• _What this task involves_
Look through the data below and return each line where "integrating" appears.

Recorded data:
----------------------------------------

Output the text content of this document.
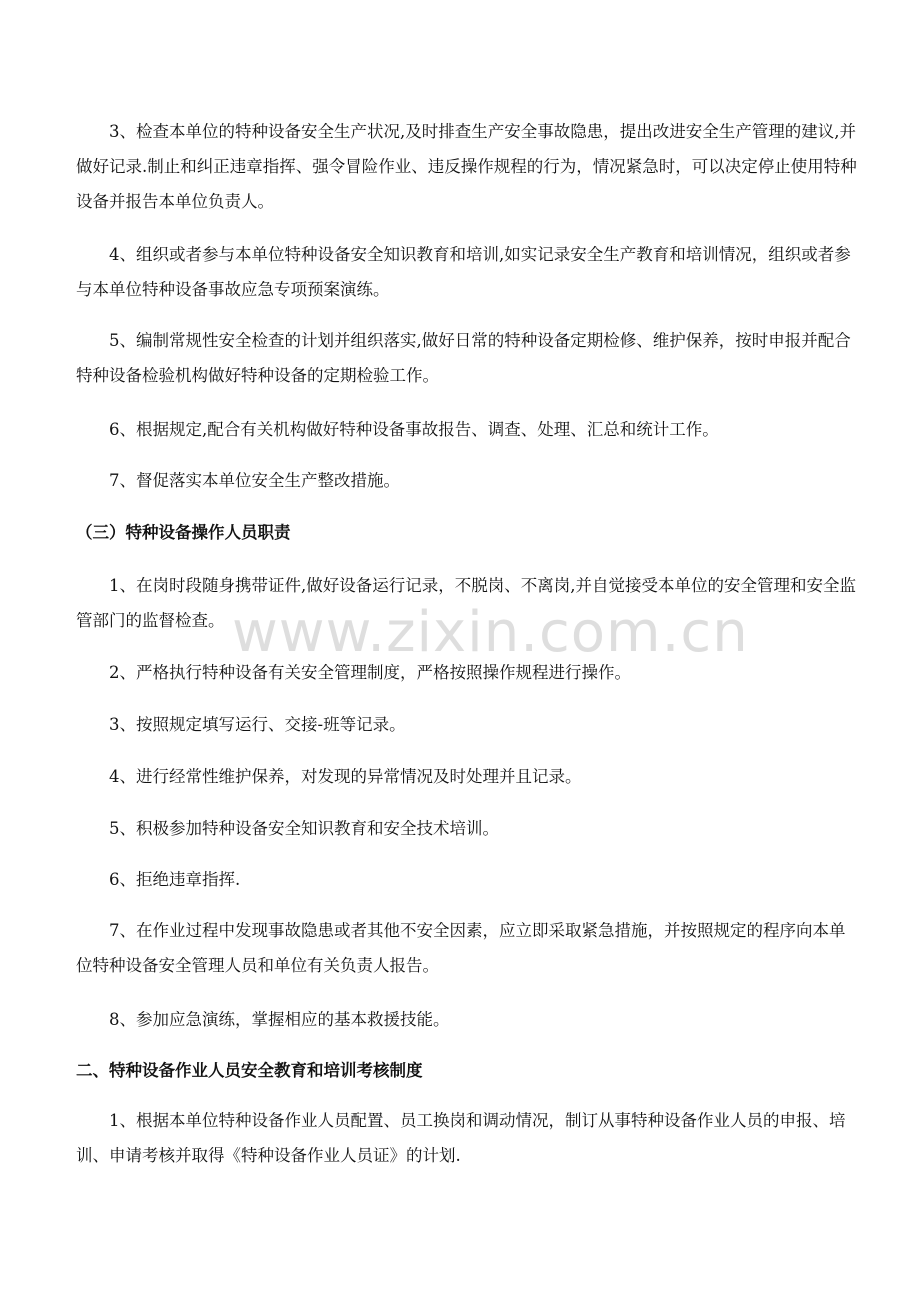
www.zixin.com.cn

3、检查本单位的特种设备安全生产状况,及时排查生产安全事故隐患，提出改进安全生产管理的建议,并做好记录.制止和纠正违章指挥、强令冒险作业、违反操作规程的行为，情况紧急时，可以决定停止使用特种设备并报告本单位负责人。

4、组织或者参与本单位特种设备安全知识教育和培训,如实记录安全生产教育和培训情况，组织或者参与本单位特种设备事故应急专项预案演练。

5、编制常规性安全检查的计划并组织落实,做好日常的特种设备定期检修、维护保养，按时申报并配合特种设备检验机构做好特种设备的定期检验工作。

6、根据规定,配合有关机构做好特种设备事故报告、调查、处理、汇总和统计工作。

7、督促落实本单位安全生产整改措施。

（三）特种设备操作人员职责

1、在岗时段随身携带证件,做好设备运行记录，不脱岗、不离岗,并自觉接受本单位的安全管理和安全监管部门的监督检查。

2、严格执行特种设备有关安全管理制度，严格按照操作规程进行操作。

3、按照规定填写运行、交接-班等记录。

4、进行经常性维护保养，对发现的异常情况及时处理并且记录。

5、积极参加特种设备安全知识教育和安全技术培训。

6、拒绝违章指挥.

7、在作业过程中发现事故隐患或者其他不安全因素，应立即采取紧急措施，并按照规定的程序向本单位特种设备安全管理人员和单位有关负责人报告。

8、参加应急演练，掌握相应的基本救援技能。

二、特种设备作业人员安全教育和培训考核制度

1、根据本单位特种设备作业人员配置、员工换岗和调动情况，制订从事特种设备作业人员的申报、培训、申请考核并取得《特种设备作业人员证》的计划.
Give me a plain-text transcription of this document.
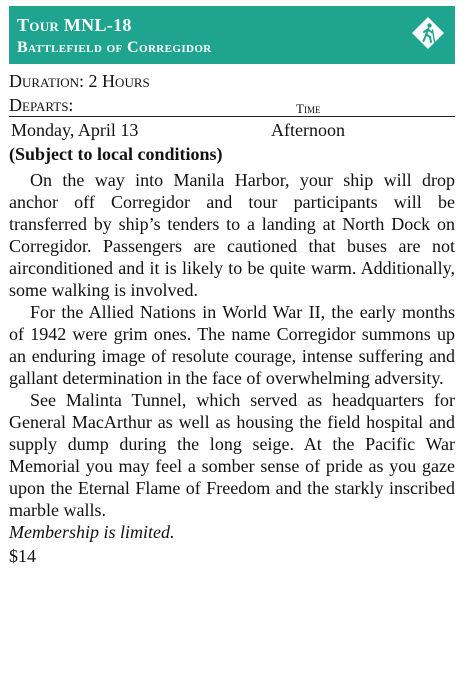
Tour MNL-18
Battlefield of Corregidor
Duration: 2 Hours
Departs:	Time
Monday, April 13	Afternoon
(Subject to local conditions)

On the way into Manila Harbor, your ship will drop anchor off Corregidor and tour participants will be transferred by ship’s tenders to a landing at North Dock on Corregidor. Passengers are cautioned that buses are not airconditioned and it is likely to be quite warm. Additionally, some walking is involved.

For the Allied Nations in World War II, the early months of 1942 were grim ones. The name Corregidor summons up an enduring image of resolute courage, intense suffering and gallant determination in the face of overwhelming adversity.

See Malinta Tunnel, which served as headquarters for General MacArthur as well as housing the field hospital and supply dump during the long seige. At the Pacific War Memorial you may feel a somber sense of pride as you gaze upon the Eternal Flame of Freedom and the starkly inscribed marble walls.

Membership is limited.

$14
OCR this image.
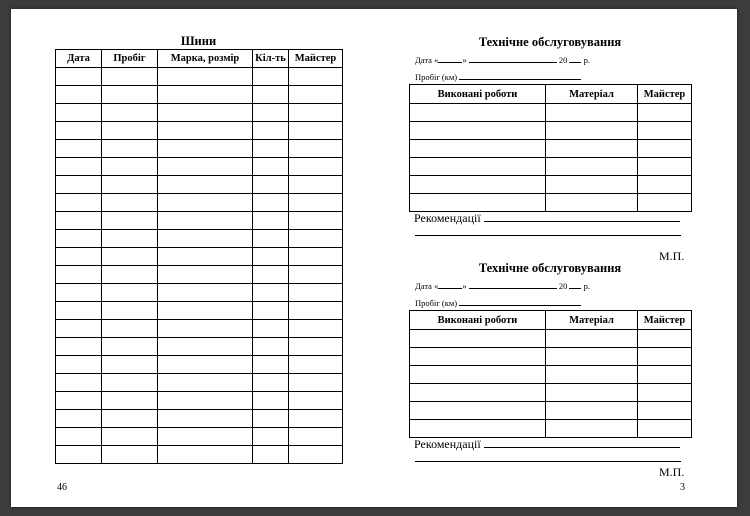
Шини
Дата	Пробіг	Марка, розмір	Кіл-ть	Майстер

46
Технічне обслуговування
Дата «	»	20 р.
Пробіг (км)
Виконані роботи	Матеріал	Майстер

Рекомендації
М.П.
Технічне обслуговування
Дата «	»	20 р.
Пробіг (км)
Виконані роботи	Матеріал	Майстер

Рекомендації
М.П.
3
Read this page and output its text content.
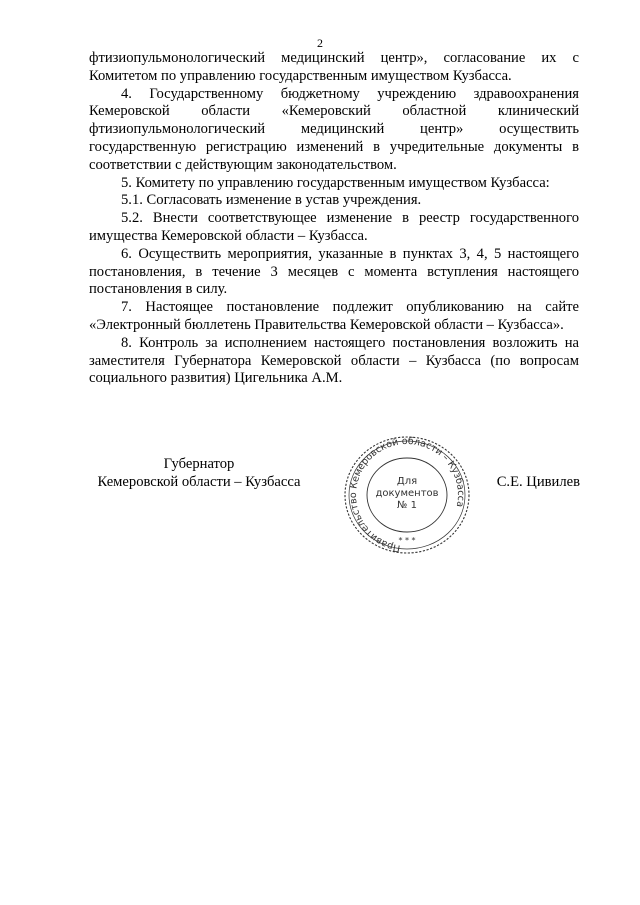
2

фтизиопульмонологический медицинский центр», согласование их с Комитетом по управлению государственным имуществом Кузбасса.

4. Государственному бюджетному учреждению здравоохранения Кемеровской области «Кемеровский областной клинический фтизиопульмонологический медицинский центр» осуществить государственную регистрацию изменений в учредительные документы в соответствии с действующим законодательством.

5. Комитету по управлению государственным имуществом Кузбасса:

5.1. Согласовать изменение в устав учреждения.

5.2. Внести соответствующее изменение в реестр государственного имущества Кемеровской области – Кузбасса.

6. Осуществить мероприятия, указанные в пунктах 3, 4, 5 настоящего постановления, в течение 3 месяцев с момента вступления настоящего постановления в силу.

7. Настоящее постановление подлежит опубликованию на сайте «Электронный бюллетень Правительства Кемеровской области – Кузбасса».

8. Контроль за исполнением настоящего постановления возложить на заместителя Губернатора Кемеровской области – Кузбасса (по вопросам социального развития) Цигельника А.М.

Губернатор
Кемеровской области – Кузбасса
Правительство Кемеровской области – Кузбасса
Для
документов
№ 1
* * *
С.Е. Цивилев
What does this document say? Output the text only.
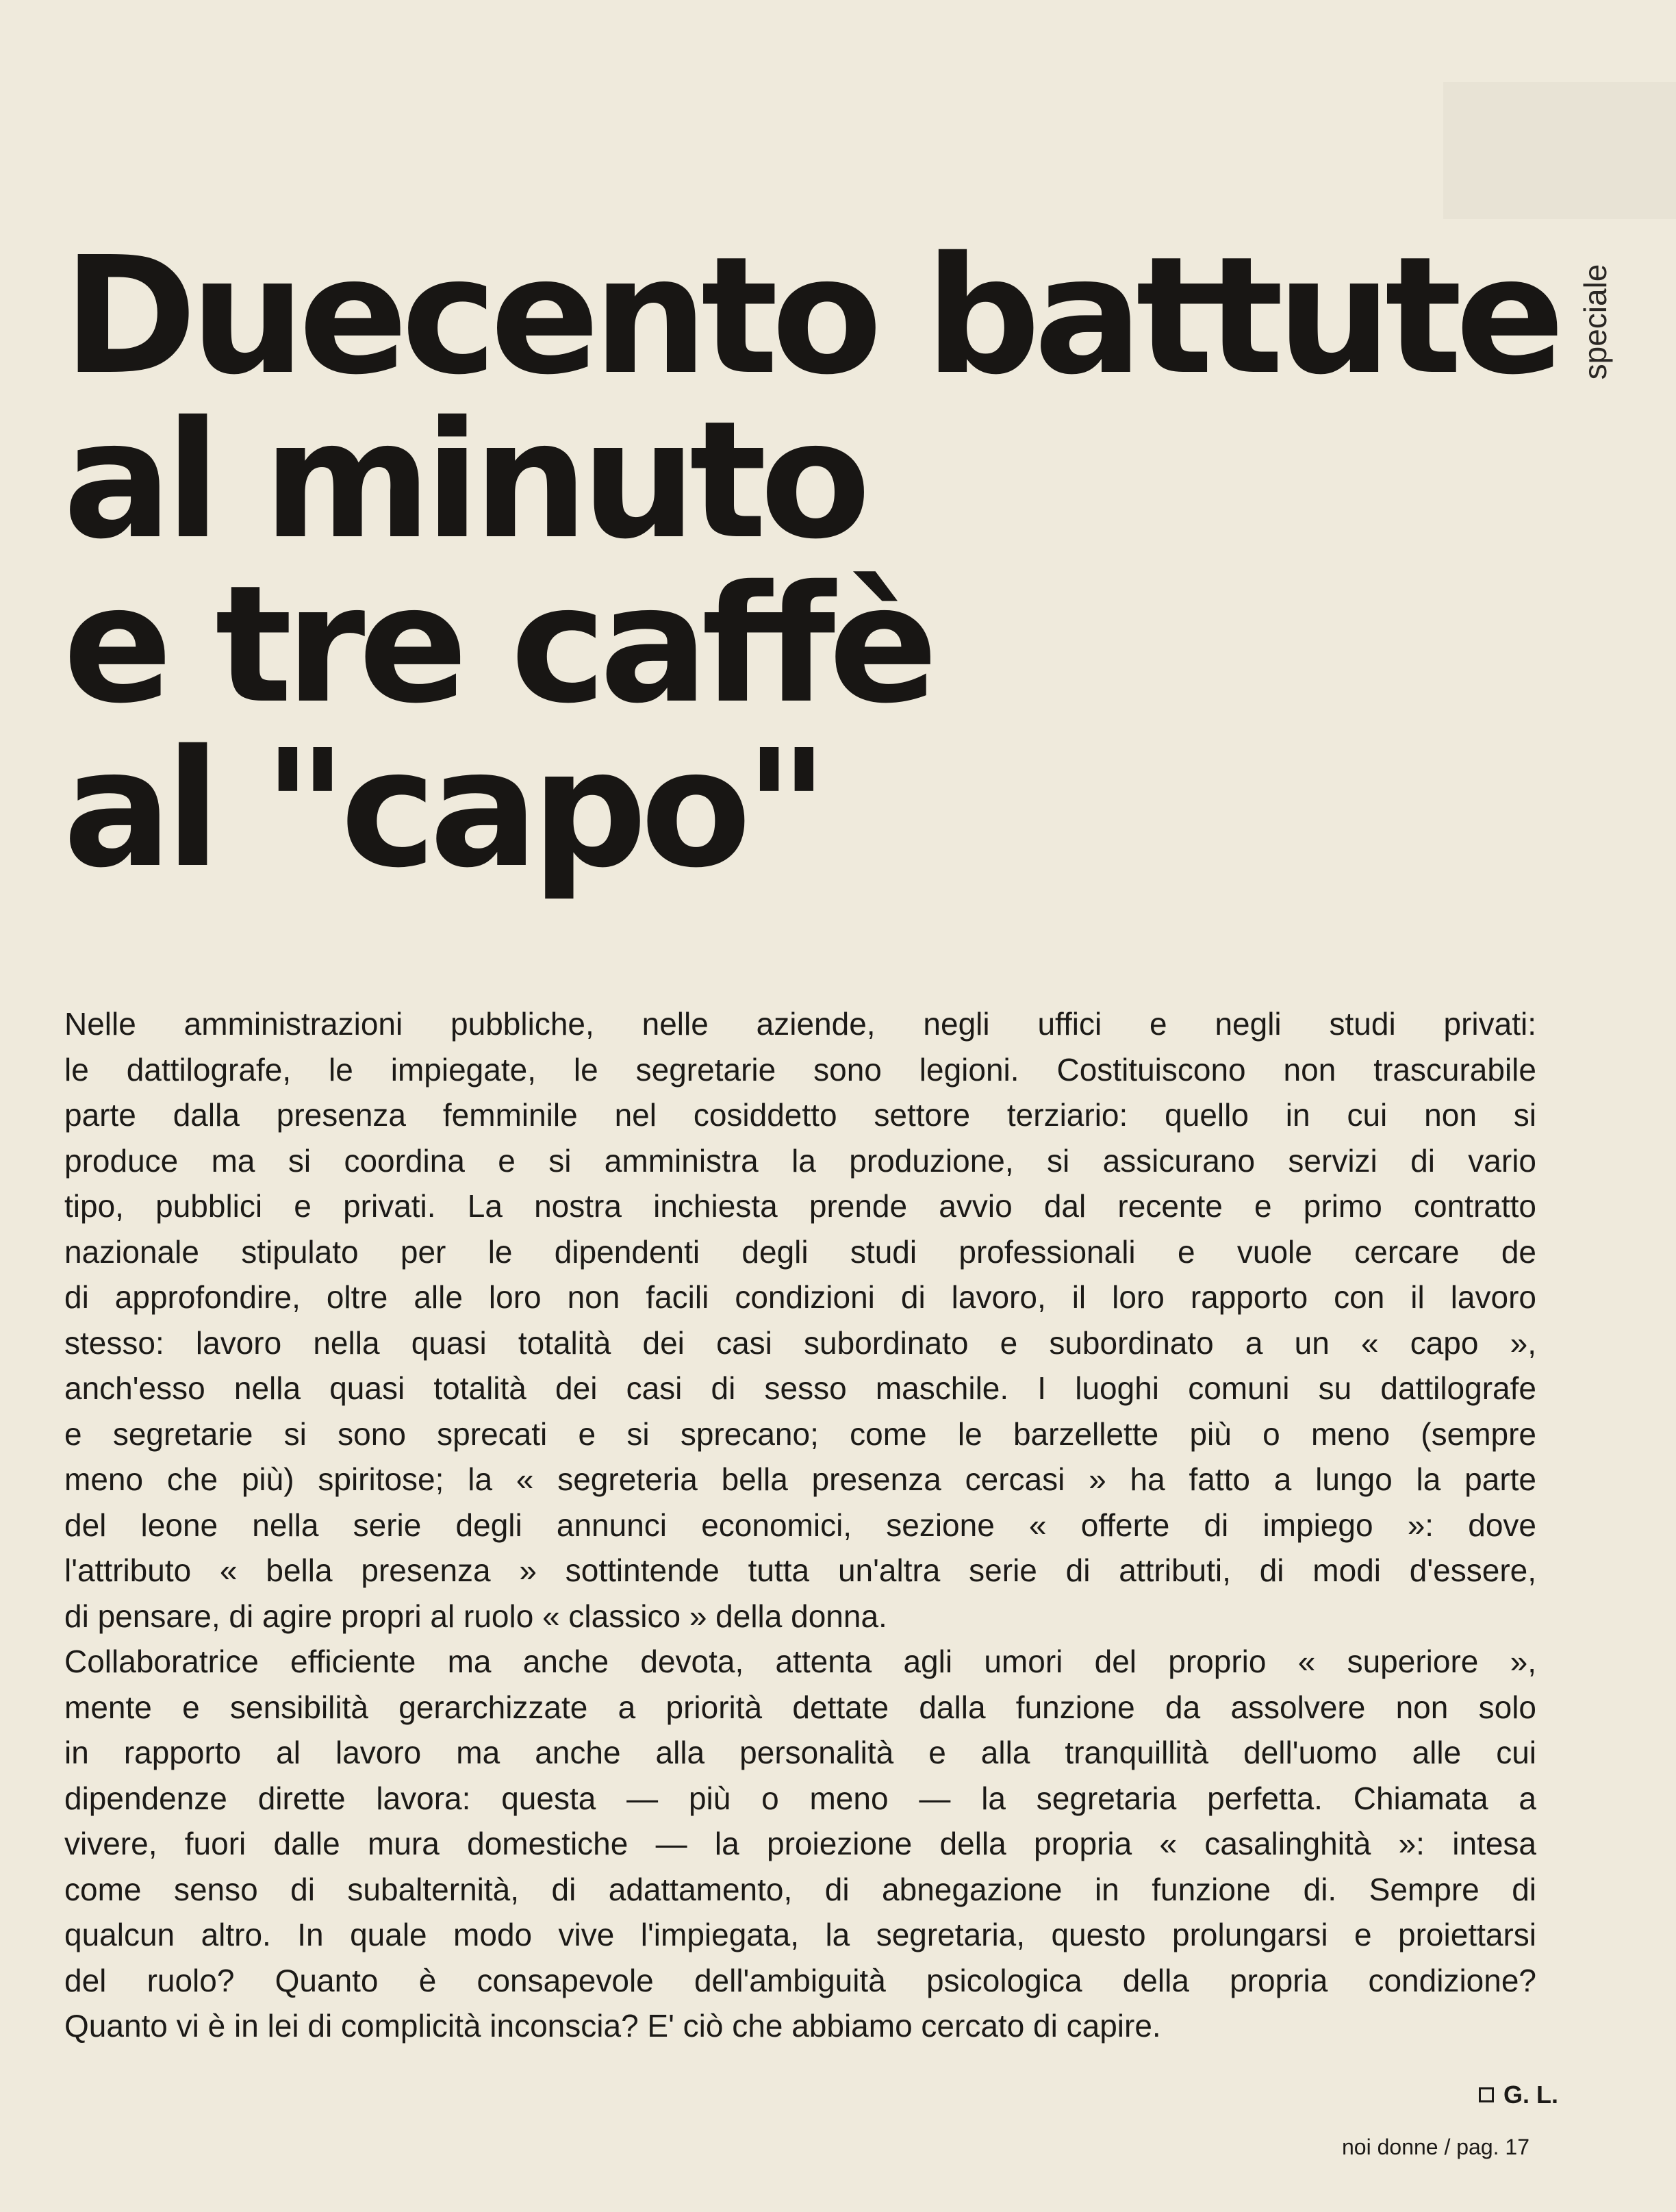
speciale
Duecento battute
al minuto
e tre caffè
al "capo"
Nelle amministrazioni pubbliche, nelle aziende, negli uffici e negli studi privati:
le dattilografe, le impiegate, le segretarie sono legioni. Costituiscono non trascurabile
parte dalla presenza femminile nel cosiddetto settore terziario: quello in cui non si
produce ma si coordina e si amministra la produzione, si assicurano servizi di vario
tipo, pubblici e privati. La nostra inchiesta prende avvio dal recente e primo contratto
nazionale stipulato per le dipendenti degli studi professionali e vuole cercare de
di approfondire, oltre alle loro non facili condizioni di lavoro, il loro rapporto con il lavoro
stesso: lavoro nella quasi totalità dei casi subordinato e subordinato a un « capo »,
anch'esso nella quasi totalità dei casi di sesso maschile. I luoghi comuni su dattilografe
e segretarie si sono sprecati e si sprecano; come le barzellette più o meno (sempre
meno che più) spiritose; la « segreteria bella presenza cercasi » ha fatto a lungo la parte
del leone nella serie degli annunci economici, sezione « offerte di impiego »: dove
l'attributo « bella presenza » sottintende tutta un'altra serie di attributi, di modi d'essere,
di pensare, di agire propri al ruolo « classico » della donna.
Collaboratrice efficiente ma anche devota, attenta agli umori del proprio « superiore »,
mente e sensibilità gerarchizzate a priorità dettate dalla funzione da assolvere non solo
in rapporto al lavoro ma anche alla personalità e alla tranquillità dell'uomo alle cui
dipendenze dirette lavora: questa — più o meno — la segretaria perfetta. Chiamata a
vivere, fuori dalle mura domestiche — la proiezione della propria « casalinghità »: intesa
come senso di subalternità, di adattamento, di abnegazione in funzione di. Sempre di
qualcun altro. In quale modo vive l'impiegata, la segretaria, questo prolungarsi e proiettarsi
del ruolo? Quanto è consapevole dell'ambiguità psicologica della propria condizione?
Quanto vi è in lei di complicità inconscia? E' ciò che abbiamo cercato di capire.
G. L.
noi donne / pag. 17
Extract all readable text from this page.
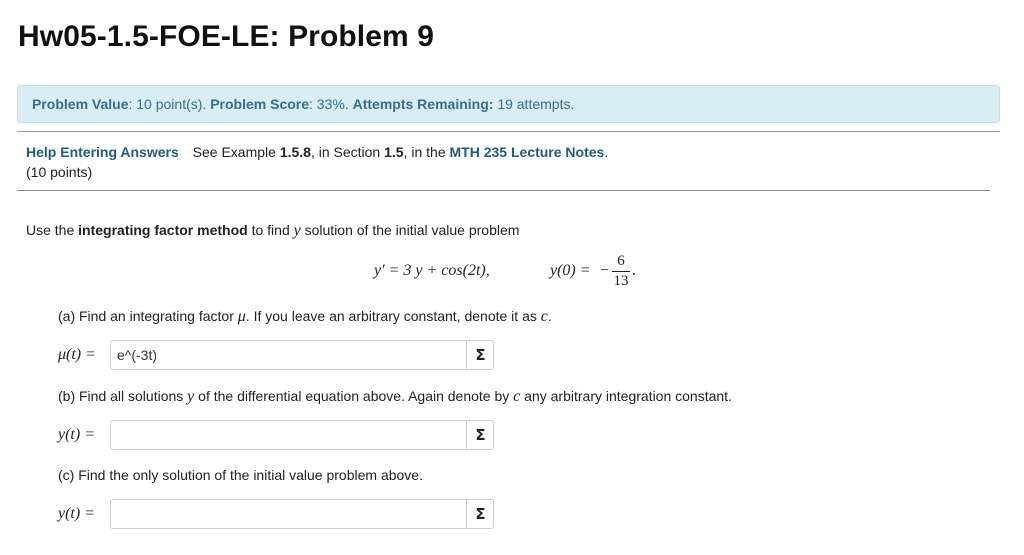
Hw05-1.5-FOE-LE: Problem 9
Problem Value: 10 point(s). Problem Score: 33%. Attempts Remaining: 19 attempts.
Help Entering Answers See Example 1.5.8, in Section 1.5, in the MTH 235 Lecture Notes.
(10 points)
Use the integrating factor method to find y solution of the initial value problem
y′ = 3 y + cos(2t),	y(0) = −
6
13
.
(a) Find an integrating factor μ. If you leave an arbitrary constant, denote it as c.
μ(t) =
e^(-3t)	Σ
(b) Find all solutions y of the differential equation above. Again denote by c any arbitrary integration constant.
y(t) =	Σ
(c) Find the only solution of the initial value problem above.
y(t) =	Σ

----------------------------------------

• _Exercise answer_
Use the integrating factor method to find y solution of the initial value problem
(a) Find an integrating factor μ. If you leave an arbitrary constant, denote it as c.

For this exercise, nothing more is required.